→ **Document section**:
▬▬▬▬▬▬▬▬▬▬

SECOND AMENDMENT TO CREDIT AGREEMENT
Execution Copy
SECOND AMENDMENT TO CREDIT AGREEMENT
This SECOND AMENDMENT TO CREDIT AGREEMENT (this “Amendment”), made and entered into as of May 17, 2018, is by and between PARK NATIONAL CORPORATION,
a corporation organized under the laws of the State of Ohio (the “Borrower”), and U.S. BANK
NATIONAL ASSOCIATION, a national banking association (the “Bank”).
RECITALS
1.The Bank and the Borrower entered into a Credit Agreement dated as of May 18, 2016, and a First Amendment to Credit Agreement entered into as of June 15, 2017 (as amended, the “Credit Agreement”); and
2.The Borrower desires to amend certain provisions of the Credit Agreement, and the Bank has agreed to make such amendments, subject to the terms and conditions set forth in this Amendment.
AGREEMENT
NOW, THEREFORE, for good and valuable consideration, the receipt and adequacy of which are hereby acknowledged, the parties hereto hereby covenant and agree to be bound as follows:
Section 1. Capitalized Terms. Capitalized terms used and not otherwise defined herein shall have the meanings assigned to them in the Credit Agreement, unless the context otherwise requires.
Section 2. Amendments. The Credit Agreement is hereby amended as follows:
2.1. Section 1.1 of the Credit Agreement is amended by amending the definition of “Revolving Loan Maturity Date” in its entirety to read as follows:
“Revolving Loan Maturity Date”: August 16, 2018.
Section 1.1 of the Credit Agreement is further amended by adding the following definition thereto in the proper alphabetical order:
“Prime Rate”: A rate per annum equal to the greater of (i) zero percent (0.0%) and (ii) the prime rate of interest announced from time to time by the Bank or its parent (which is not necessarily the lowest rate charged to any customer), changing when and as said prime rate changes.

▬▬▬▬▬▬▬▬▬▬

→ **Provided data**:
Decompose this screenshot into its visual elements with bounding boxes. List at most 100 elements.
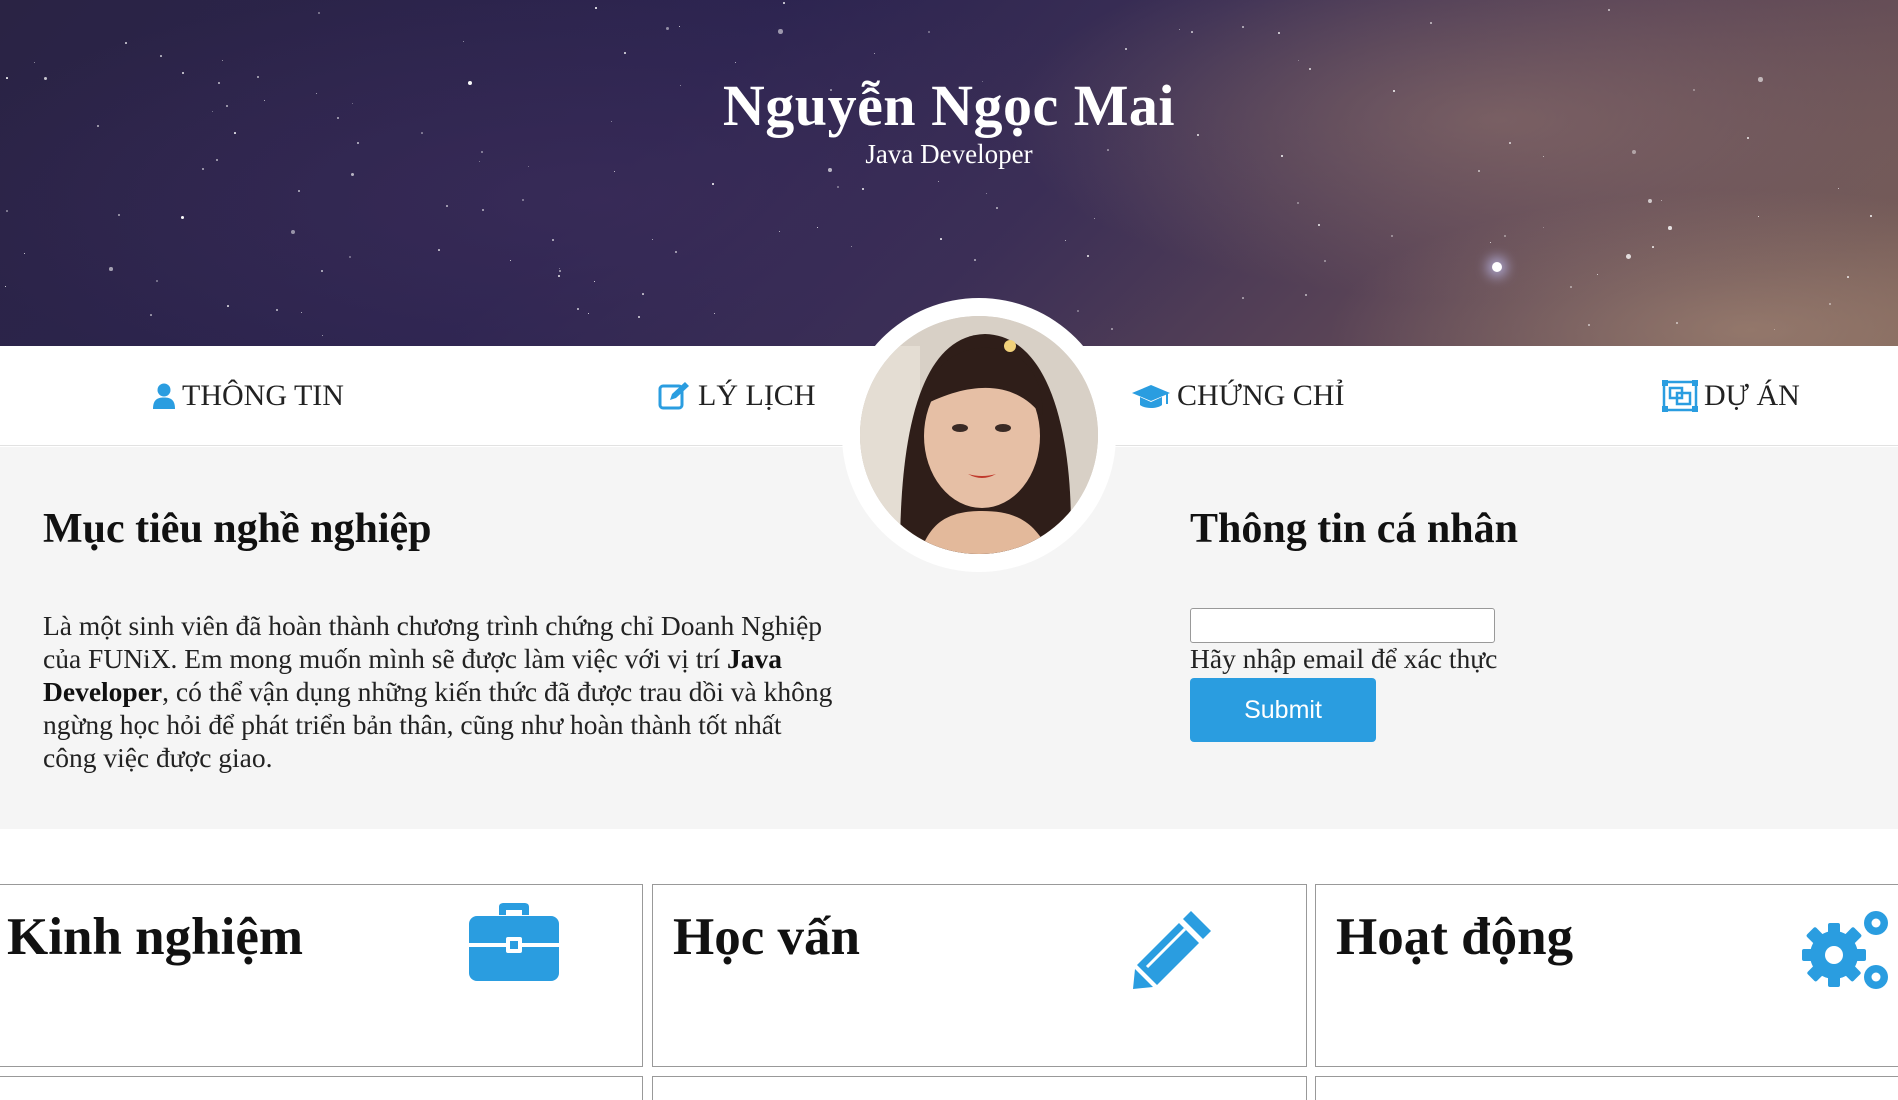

▬▬▬▬▬▬▬▬▬▬

→ **Problem**:
Restate the credit agreement amendment starting at "Section 2. Amendments." and ending at "August 16, 2018.", swapping "August 16, 2018" for "November 16, 2018".

→ **Output of the exercise**:
Section 2. Amendments. The Credit Agreement is hereby amended as follows:
2.1. Section 1.1 of the Credit Agreement is amended by amending the definition of “Revolving Loan Maturity Date” in its entirety to read as follows:
“Revolving Loan Maturity Date”: November 16, 2018.